(Excerpts from a figure dataset)
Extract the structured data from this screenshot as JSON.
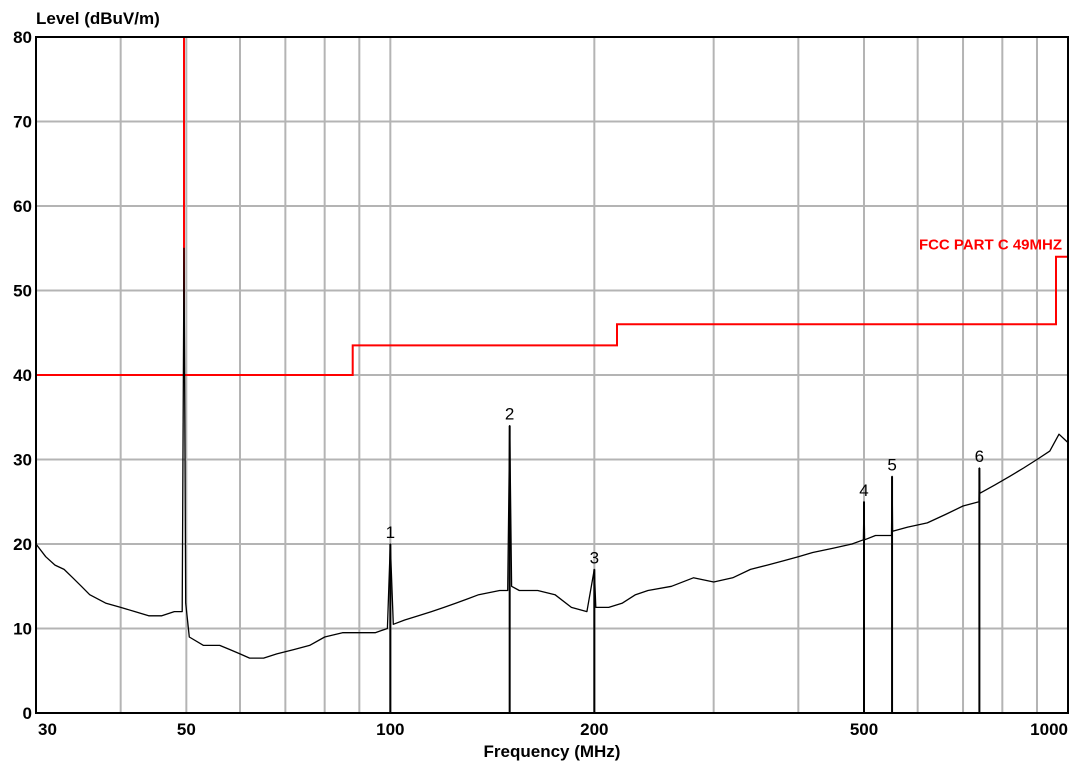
{
  "colors": {
    "background": "#ffffff",
    "grid": "#b4b4b4",
    "trace": "#000000",
    "limit": "#ff0000",
    "frame": "#000000"
  },
  "chart_data": {
    "type": "line",
    "title": "",
    "xlabel": "Frequency (MHz)",
    "ylabel": "Level (dBuV/m)",
    "x_scale": "log",
    "xlim": [
      30,
      1000
    ],
    "ylim": [
      0,
      80
    ],
    "grid": true,
    "x_tick_labels": [
      30,
      50,
      100,
      200,
      500,
      1000
    ],
    "x_grid": [
      30,
      40,
      50,
      60,
      70,
      80,
      90,
      100,
      200,
      300,
      400,
      500,
      600,
      700,
      800,
      900,
      1000
    ],
    "y_ticks": [
      0,
      10,
      20,
      30,
      40,
      50,
      60,
      70,
      80
    ],
    "limit_line": {
      "name": "FCC PART C 49MHZ",
      "points": [
        [
          30,
          40
        ],
        [
          49.6,
          40
        ],
        [
          49.6,
          80
        ],
        [
          49.6,
          40
        ],
        [
          88,
          40
        ],
        [
          88,
          43.5
        ],
        [
          216,
          43.5
        ],
        [
          216,
          46
        ],
        [
          960,
          46
        ],
        [
          960,
          54
        ],
        [
          1000,
          54
        ]
      ]
    },
    "series": [
      {
        "values": [
          [
            30,
            20
          ],
          [
            31,
            18.5
          ],
          [
            32,
            17.5
          ],
          [
            33,
            17
          ],
          [
            34,
            16
          ],
          [
            35,
            15
          ],
          [
            36,
            14
          ],
          [
            38,
            13
          ],
          [
            40,
            12.5
          ],
          [
            42,
            12
          ],
          [
            44,
            11.5
          ],
          [
            46,
            11.5
          ],
          [
            48,
            12
          ],
          [
            49.3,
            12
          ],
          [
            49.6,
            55
          ],
          [
            49.9,
            13
          ],
          [
            50.5,
            9
          ],
          [
            53,
            8
          ],
          [
            56,
            8
          ],
          [
            58,
            7.5
          ],
          [
            60,
            7
          ],
          [
            62,
            6.5
          ],
          [
            65,
            6.5
          ],
          [
            68,
            7
          ],
          [
            72,
            7.5
          ],
          [
            76,
            8
          ],
          [
            80,
            9
          ],
          [
            85,
            9.5
          ],
          [
            90,
            9.5
          ],
          [
            95,
            9.5
          ],
          [
            99,
            10
          ],
          [
            100,
            20
          ],
          [
            101,
            10.5
          ],
          [
            105,
            11
          ],
          [
            110,
            11.5
          ],
          [
            115,
            12
          ],
          [
            120,
            12.5
          ],
          [
            125,
            13
          ],
          [
            130,
            13.5
          ],
          [
            135,
            14
          ],
          [
            145,
            14.5
          ],
          [
            149,
            14.5
          ],
          [
            150,
            34
          ],
          [
            151,
            15
          ],
          [
            155,
            14.5
          ],
          [
            165,
            14.5
          ],
          [
            175,
            14
          ],
          [
            185,
            12.5
          ],
          [
            195,
            12
          ],
          [
            200,
            17
          ],
          [
            201,
            12.5
          ],
          [
            210,
            12.5
          ],
          [
            220,
            13
          ],
          [
            230,
            14
          ],
          [
            240,
            14.5
          ],
          [
            260,
            15
          ],
          [
            280,
            16
          ],
          [
            300,
            15.5
          ],
          [
            320,
            16
          ],
          [
            340,
            17
          ],
          [
            360,
            17.5
          ],
          [
            380,
            18
          ],
          [
            400,
            18.5
          ],
          [
            420,
            19
          ],
          [
            450,
            19.5
          ],
          [
            480,
            20
          ],
          [
            499,
            20.5
          ],
          [
            500,
            25
          ],
          [
            501,
            20.5
          ],
          [
            520,
            21
          ],
          [
            549,
            21
          ],
          [
            550,
            28
          ],
          [
            551,
            21.5
          ],
          [
            580,
            22
          ],
          [
            620,
            22.5
          ],
          [
            660,
            23.5
          ],
          [
            700,
            24.5
          ],
          [
            739,
            25
          ],
          [
            740,
            29
          ],
          [
            741,
            26
          ],
          [
            780,
            27
          ],
          [
            820,
            28
          ],
          [
            860,
            29
          ],
          [
            900,
            30
          ],
          [
            940,
            31
          ],
          [
            970,
            33
          ],
          [
            1000,
            32
          ]
        ]
      }
    ],
    "markers": [
      {
        "label": "1",
        "x": 100,
        "y": 20
      },
      {
        "label": "2",
        "x": 150,
        "y": 34
      },
      {
        "label": "3",
        "x": 200,
        "y": 17
      },
      {
        "label": "4",
        "x": 500,
        "y": 25
      },
      {
        "label": "5",
        "x": 550,
        "y": 28
      },
      {
        "label": "6",
        "x": 740,
        "y": 29
      }
    ]
  }
}
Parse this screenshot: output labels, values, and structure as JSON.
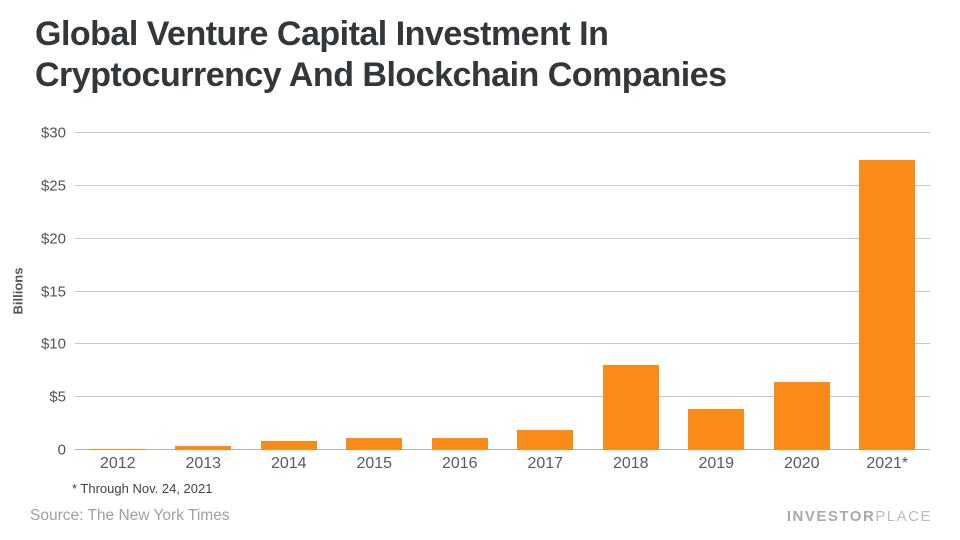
{
  "title_line1": "Global Venture Capital Investment In",
  "title_line2": "Cryptocurrency And Blockchain Companies",
  "footnote": "* Through Nov. 24, 2021",
  "source": "Source: The New York Times",
  "logo": {
    "bold": "INVESTOR",
    "light": "PLACE"
  },
  "colors": {
    "bar": "#fb8a16",
    "title_text": "#32373c",
    "axis_text": "#4d565e",
    "gridline": "#c7cacd",
    "source_text": "#9ba1a8"
  },
  "chart_data": {
    "type": "bar",
    "title": "Global Venture Capital Investment In Cryptocurrency And Blockchain Companies",
    "categories": [
      "2012",
      "2013",
      "2014",
      "2015",
      "2016",
      "2017",
      "2018",
      "2019",
      "2020",
      "2021*"
    ],
    "values": [
      0.1,
      0.4,
      0.9,
      1.1,
      1.1,
      1.9,
      8.0,
      3.9,
      6.4,
      27.4
    ],
    "xlabel": "",
    "ylabel": "Billions",
    "ylim": [
      0,
      30
    ],
    "yticks": [
      {
        "value": 0,
        "label": "0"
      },
      {
        "value": 5,
        "label": "$5"
      },
      {
        "value": 10,
        "label": "$10"
      },
      {
        "value": 15,
        "label": "$15"
      },
      {
        "value": 20,
        "label": "$20"
      },
      {
        "value": 25,
        "label": "$25"
      },
      {
        "value": 30,
        "label": "$30"
      }
    ],
    "grid": true,
    "legend": false
  }
}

### Problem to solve
Quote exactly, and nothing besides, the lines from the one with "Parse this screenshot: output" through the end of the records above; include both ends and omit the pictures.

### Response to the task
Parse this screenshot: output labels, values, and structure as JSON.
{
  "title_line1": "Global Venture Capital Investment In",
  "title_line2": "Cryptocurrency And Blockchain Companies",
  "footnote": "* Through Nov. 24, 2021",
  "source": "Source: The New York Times",
  "logo": {
    "bold": "INVESTOR",
    "light": "PLACE"
  },
  "colors": {
    "bar": "#fb8a16",
    "title_text": "#32373c",
    "axis_text": "#4d565e",
    "gridline": "#c7cacd",
    "source_text": "#9ba1a8"
  },
  "chart_data": {
    "type": "bar",
    "title": "Global Venture Capital Investment In Cryptocurrency And Blockchain Companies",
    "categories": [
      "2012",
      "2013",
      "2014",
      "2015",
      "2016",
      "2017",
      "2018",
      "2019",
      "2020",
      "2021*"
    ],
    "values": [
      0.1,
      0.4,
      0.9,
      1.1,
      1.1,
      1.9,
      8.0,
      3.9,
      6.4,
      27.4
    ],
    "xlabel": "",
    "ylabel": "Billions",
    "ylim": [
      0,
      30
    ],
    "yticks": [
      {
        "value": 0,
        "label": "0"
      },
      {
        "value": 5,
        "label": "$5"
      },
      {
        "value": 10,
        "label": "$10"
      },
      {
        "value": 15,
        "label": "$15"
      },
      {
        "value": 20,
        "label": "$20"
      },
      {
        "value": 25,
        "label": "$25"
      },
      {
        "value": 30,
        "label": "$30"
      }
    ],
    "grid": true,
    "legend": false
  }
}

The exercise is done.